[Records]
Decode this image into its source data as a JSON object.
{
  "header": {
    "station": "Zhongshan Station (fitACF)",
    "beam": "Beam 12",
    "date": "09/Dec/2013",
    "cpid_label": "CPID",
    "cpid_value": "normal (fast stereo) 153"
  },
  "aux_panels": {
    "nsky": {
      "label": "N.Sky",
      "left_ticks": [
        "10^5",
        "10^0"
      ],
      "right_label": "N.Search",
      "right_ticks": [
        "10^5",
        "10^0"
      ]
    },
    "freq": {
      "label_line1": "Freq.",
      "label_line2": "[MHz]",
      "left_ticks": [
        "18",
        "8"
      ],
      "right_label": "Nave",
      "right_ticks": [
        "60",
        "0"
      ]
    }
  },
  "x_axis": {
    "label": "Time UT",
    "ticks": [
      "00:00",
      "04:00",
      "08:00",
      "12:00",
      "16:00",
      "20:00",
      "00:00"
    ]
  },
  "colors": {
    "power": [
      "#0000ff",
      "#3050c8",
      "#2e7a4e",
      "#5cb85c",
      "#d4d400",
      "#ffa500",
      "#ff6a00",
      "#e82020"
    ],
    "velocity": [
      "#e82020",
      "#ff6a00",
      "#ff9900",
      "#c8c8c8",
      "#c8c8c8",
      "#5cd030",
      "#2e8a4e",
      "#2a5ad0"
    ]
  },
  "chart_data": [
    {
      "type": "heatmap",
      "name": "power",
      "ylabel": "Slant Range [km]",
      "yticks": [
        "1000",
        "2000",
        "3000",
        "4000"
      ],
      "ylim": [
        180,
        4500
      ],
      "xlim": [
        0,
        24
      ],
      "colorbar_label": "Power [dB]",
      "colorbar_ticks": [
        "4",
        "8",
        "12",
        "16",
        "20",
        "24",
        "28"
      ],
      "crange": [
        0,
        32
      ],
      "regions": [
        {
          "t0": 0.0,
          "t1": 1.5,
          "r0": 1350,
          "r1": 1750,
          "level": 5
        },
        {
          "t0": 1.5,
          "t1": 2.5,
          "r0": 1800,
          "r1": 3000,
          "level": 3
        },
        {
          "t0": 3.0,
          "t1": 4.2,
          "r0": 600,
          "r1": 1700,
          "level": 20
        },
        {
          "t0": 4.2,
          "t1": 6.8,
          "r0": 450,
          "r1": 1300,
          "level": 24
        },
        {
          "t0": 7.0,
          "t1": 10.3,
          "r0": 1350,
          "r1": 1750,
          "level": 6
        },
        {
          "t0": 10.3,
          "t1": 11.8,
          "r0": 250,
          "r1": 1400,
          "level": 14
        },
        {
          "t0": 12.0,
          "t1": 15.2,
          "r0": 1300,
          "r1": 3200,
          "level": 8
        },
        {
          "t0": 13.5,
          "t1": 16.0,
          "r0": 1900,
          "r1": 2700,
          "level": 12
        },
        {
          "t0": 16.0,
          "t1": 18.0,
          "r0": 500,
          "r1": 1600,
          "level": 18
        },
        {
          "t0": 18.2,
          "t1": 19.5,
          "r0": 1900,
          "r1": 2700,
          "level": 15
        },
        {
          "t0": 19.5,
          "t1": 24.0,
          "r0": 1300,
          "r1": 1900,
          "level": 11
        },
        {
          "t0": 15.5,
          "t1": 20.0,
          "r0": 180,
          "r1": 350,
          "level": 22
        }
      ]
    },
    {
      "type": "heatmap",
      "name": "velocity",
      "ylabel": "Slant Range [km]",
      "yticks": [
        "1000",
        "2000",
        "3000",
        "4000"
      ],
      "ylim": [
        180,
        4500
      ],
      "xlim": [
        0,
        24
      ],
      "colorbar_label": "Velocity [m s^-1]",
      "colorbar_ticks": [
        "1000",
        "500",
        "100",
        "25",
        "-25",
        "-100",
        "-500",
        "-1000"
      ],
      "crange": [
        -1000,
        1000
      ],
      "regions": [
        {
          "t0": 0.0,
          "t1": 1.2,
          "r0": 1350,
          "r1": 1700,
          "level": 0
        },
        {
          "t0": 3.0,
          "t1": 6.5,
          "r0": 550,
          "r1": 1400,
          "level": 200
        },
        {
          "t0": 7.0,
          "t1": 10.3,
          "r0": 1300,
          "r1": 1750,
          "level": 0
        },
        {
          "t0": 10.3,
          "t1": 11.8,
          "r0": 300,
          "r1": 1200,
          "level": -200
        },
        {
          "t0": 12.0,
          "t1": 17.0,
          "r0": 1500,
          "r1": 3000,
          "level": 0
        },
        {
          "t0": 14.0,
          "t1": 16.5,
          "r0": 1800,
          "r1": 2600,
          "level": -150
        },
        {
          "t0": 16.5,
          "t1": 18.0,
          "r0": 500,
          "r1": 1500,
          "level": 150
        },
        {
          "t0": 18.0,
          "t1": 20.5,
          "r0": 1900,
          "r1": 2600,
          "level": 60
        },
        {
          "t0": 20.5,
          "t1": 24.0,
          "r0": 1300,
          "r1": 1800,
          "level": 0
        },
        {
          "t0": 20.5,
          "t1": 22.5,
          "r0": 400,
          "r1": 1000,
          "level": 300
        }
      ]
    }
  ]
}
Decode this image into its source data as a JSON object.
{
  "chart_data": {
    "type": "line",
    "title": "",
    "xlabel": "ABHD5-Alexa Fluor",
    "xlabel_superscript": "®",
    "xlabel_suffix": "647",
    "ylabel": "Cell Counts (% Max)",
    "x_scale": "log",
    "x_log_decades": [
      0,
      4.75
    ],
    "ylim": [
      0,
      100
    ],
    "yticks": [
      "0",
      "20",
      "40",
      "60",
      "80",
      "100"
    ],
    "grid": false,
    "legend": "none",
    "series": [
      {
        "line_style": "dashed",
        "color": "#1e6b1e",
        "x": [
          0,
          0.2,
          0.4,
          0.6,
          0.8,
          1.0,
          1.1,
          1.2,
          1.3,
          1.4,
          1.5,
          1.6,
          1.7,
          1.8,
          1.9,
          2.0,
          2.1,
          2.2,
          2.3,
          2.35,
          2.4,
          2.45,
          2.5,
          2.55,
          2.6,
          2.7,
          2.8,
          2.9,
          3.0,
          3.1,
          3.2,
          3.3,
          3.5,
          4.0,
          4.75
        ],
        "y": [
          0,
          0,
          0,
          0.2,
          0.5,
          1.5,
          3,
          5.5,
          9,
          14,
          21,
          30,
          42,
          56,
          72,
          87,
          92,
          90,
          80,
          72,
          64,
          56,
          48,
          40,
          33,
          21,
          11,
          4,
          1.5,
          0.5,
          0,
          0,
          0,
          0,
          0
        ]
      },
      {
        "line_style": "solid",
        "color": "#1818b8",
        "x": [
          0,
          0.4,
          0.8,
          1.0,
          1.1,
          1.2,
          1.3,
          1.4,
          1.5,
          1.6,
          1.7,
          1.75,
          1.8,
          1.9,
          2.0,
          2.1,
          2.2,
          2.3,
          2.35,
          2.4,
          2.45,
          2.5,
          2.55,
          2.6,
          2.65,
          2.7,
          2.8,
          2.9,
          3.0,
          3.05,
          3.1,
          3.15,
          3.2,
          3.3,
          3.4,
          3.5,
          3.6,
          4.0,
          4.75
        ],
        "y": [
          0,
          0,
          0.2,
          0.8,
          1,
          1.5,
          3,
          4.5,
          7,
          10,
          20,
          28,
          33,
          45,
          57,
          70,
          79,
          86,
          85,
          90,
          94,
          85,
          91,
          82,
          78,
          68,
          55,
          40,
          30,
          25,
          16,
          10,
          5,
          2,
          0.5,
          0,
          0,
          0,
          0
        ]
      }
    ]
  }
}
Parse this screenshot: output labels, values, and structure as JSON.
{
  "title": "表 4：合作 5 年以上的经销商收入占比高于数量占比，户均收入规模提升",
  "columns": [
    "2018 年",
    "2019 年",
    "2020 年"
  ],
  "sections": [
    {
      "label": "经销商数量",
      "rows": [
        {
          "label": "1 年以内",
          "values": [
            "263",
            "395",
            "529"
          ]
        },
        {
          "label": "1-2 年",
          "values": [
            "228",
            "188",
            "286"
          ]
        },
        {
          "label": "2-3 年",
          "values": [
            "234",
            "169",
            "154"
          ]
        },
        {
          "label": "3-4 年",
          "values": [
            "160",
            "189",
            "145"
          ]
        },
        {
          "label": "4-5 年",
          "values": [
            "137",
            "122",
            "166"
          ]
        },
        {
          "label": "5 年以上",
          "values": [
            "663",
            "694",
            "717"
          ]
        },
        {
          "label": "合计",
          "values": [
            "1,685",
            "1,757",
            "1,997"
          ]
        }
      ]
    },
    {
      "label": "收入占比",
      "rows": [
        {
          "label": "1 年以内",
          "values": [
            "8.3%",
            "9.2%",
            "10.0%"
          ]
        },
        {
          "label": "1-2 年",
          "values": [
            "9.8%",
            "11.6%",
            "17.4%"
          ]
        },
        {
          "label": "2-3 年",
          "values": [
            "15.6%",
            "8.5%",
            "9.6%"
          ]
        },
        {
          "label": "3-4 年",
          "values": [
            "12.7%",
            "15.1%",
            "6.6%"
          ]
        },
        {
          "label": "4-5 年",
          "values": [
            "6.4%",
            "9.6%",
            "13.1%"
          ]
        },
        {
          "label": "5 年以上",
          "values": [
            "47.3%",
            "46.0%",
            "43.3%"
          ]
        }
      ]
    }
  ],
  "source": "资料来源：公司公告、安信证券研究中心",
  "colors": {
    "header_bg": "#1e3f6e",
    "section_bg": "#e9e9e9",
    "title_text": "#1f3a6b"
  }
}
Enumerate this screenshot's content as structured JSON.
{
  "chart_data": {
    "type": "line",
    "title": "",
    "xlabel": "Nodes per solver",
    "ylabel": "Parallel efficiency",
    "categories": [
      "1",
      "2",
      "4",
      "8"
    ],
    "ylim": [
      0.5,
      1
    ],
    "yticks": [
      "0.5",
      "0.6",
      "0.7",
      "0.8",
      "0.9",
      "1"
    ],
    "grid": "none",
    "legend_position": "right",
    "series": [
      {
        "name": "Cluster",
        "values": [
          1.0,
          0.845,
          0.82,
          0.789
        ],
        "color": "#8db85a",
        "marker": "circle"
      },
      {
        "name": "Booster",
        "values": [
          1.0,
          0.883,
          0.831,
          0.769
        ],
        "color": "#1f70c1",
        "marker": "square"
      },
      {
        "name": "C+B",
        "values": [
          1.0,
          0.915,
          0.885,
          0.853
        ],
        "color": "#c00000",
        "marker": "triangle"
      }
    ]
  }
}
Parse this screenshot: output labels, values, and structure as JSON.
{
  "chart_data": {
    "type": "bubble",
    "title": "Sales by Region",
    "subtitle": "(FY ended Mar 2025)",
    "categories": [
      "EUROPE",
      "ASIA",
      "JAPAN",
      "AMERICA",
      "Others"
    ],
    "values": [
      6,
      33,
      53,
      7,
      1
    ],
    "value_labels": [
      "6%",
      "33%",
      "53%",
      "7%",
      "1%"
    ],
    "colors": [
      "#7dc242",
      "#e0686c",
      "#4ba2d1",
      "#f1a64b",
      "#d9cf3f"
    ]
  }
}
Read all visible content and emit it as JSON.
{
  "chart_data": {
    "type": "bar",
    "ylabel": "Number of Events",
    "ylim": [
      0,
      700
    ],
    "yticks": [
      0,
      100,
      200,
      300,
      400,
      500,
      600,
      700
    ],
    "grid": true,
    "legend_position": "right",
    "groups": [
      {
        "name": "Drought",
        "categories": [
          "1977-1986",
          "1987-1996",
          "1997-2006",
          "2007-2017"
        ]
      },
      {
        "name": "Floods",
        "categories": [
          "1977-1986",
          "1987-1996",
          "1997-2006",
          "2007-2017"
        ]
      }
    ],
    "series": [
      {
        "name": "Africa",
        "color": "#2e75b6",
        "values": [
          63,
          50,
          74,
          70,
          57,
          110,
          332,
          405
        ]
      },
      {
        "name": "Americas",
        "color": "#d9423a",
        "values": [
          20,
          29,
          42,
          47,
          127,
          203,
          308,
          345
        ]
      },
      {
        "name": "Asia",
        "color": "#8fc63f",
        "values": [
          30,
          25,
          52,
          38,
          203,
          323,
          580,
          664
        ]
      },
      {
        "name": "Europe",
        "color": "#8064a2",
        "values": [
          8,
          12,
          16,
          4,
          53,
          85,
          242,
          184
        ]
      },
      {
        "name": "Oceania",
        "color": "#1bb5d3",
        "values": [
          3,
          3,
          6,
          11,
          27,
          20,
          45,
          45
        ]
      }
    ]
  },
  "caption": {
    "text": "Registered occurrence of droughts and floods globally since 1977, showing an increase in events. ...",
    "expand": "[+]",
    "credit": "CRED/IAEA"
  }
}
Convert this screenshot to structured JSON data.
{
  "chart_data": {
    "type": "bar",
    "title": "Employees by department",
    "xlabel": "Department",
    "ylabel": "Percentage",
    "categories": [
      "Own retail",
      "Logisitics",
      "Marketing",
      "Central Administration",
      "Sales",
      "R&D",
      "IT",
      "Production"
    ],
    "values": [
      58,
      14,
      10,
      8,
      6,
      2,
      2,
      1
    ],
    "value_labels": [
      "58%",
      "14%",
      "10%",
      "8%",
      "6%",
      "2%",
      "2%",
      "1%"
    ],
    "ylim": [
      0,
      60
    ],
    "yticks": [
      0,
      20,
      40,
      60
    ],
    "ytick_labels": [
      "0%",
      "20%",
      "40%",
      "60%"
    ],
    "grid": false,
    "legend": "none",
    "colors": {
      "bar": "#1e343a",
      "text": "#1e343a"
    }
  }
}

**Set task:**
Pull out all lines from the entries above that include the word "screenshot".

**Full solution:**
Parse this screenshot: output labels, values, and structure as JSON.
Enumerate this screenshot's content as structured JSON.
Parse this screenshot: output labels, values, and structure as JSON.
Convert this screenshot to structured JSON data.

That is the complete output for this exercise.